*Instruction*.
Answer with one number: the count of lines in the listing below that hold the word "JSON".

*Records provided*.
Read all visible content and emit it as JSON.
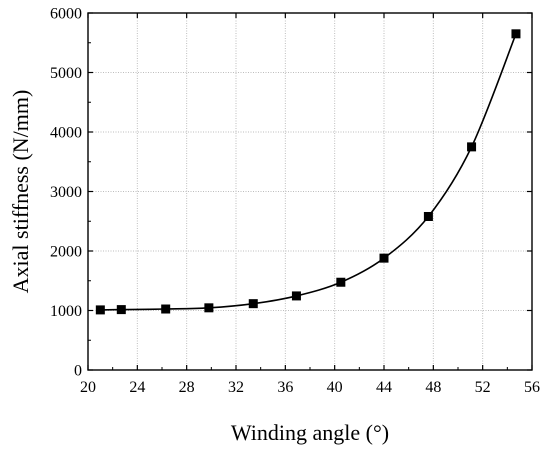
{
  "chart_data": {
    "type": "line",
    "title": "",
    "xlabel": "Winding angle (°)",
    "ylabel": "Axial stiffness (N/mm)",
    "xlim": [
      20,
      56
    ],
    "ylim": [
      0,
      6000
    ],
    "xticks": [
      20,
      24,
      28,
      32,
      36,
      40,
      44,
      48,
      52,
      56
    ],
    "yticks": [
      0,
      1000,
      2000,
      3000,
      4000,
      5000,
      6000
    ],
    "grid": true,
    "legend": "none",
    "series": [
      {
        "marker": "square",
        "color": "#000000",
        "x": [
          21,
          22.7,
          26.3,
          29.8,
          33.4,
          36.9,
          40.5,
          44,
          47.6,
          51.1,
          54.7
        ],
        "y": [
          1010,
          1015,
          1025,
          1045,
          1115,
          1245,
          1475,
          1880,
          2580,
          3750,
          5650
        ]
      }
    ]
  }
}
---
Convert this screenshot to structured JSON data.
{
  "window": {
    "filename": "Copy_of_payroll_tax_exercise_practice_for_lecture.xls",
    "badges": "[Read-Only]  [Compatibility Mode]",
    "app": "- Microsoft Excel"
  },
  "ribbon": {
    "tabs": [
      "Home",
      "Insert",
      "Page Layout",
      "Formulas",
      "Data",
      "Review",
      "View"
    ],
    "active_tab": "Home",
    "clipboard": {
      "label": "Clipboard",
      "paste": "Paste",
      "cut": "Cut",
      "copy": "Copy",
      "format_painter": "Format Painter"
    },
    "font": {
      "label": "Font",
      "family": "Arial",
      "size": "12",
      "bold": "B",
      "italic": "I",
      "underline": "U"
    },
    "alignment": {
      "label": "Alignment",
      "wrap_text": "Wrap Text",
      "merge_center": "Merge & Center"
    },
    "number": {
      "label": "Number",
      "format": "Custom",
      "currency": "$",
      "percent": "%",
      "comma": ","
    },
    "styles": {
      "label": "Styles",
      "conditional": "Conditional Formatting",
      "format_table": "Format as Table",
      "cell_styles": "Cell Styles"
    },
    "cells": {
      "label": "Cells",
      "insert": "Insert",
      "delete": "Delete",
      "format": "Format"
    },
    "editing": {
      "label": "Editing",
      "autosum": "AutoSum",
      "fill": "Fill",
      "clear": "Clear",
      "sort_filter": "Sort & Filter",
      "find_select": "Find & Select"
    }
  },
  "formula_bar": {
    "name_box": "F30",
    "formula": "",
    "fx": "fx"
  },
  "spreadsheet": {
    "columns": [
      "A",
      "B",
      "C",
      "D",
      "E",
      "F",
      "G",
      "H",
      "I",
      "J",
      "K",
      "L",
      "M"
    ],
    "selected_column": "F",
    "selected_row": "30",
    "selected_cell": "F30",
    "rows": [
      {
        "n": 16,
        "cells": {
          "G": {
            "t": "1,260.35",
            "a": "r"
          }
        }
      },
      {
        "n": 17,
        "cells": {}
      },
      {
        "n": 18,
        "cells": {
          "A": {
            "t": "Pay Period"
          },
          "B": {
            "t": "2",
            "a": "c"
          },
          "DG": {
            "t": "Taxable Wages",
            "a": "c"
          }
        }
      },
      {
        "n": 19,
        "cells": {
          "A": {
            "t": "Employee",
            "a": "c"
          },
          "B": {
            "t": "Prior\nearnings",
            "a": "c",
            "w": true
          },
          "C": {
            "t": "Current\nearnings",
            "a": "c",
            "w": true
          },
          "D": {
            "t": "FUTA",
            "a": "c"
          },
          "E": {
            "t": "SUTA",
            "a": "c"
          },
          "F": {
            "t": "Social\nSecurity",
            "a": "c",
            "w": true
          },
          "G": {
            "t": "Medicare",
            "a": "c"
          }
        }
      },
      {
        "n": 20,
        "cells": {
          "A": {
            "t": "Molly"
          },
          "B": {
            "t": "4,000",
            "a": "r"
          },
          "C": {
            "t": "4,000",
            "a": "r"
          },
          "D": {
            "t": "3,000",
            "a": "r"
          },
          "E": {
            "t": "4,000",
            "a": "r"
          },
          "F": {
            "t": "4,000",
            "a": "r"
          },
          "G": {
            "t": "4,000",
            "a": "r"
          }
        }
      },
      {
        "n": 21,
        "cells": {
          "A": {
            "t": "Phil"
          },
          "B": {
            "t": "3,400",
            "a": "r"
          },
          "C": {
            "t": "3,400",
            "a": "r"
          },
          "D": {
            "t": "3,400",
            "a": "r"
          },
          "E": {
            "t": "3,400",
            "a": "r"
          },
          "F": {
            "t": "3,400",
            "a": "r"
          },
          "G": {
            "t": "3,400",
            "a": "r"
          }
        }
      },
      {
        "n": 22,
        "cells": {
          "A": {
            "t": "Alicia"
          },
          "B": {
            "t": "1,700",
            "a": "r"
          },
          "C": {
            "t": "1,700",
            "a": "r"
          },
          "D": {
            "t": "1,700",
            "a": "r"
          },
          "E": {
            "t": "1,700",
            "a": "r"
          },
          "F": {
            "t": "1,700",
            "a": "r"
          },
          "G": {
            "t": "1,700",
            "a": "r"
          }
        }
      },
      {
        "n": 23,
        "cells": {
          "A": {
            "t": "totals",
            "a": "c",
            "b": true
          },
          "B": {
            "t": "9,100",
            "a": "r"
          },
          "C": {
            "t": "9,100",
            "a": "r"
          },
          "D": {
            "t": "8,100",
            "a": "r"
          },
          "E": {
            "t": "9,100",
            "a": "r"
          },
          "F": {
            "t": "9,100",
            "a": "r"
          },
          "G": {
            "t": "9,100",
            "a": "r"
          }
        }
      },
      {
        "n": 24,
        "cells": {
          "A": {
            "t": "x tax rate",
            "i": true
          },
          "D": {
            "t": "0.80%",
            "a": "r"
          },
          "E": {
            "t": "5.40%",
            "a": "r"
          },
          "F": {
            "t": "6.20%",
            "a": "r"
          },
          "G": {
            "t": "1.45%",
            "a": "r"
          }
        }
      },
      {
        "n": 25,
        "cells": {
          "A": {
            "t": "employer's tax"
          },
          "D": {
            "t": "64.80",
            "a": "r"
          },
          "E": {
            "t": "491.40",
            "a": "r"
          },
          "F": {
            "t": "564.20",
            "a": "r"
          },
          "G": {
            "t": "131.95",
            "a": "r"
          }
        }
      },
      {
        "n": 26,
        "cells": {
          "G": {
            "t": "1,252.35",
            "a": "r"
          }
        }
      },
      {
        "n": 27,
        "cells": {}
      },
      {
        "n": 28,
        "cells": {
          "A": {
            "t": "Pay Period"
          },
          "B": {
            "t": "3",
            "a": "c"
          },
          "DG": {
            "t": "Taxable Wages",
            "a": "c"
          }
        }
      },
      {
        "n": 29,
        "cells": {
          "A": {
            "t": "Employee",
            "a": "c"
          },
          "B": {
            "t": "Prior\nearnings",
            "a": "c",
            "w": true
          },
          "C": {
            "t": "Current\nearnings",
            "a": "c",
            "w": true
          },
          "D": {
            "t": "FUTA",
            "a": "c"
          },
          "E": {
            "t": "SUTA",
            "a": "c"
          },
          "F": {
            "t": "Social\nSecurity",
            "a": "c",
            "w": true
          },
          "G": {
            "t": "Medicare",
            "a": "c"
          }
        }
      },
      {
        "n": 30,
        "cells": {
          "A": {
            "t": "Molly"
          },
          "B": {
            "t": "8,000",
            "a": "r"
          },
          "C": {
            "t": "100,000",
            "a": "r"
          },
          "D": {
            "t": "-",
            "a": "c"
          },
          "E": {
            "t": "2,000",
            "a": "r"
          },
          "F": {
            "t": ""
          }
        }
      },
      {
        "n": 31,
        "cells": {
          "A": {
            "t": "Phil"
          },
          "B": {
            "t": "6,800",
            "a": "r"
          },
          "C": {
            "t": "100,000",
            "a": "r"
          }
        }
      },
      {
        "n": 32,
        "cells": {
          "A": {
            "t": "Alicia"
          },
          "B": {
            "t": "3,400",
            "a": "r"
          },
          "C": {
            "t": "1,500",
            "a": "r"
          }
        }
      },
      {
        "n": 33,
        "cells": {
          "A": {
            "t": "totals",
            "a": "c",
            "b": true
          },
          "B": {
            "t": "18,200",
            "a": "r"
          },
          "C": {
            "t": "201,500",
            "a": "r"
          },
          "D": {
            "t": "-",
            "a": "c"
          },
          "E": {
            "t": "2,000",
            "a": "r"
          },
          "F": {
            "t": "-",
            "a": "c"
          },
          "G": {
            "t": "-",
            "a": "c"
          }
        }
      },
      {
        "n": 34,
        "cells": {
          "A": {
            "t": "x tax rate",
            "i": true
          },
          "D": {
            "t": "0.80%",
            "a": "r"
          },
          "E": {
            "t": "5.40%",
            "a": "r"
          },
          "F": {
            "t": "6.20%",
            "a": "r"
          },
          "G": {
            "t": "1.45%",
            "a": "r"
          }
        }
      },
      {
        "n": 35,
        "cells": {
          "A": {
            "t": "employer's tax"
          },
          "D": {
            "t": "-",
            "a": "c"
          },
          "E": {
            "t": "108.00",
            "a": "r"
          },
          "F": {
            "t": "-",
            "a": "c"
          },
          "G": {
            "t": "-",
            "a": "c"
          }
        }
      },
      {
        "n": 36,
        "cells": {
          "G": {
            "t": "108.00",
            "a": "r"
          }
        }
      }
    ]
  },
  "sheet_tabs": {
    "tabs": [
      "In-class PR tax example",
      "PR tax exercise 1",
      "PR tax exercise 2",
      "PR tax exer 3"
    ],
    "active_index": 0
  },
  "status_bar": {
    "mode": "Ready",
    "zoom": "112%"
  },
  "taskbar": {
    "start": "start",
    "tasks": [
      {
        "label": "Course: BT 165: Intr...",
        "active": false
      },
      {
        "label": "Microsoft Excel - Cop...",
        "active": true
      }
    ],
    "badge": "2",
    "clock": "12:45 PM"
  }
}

*Exercise solution*.
2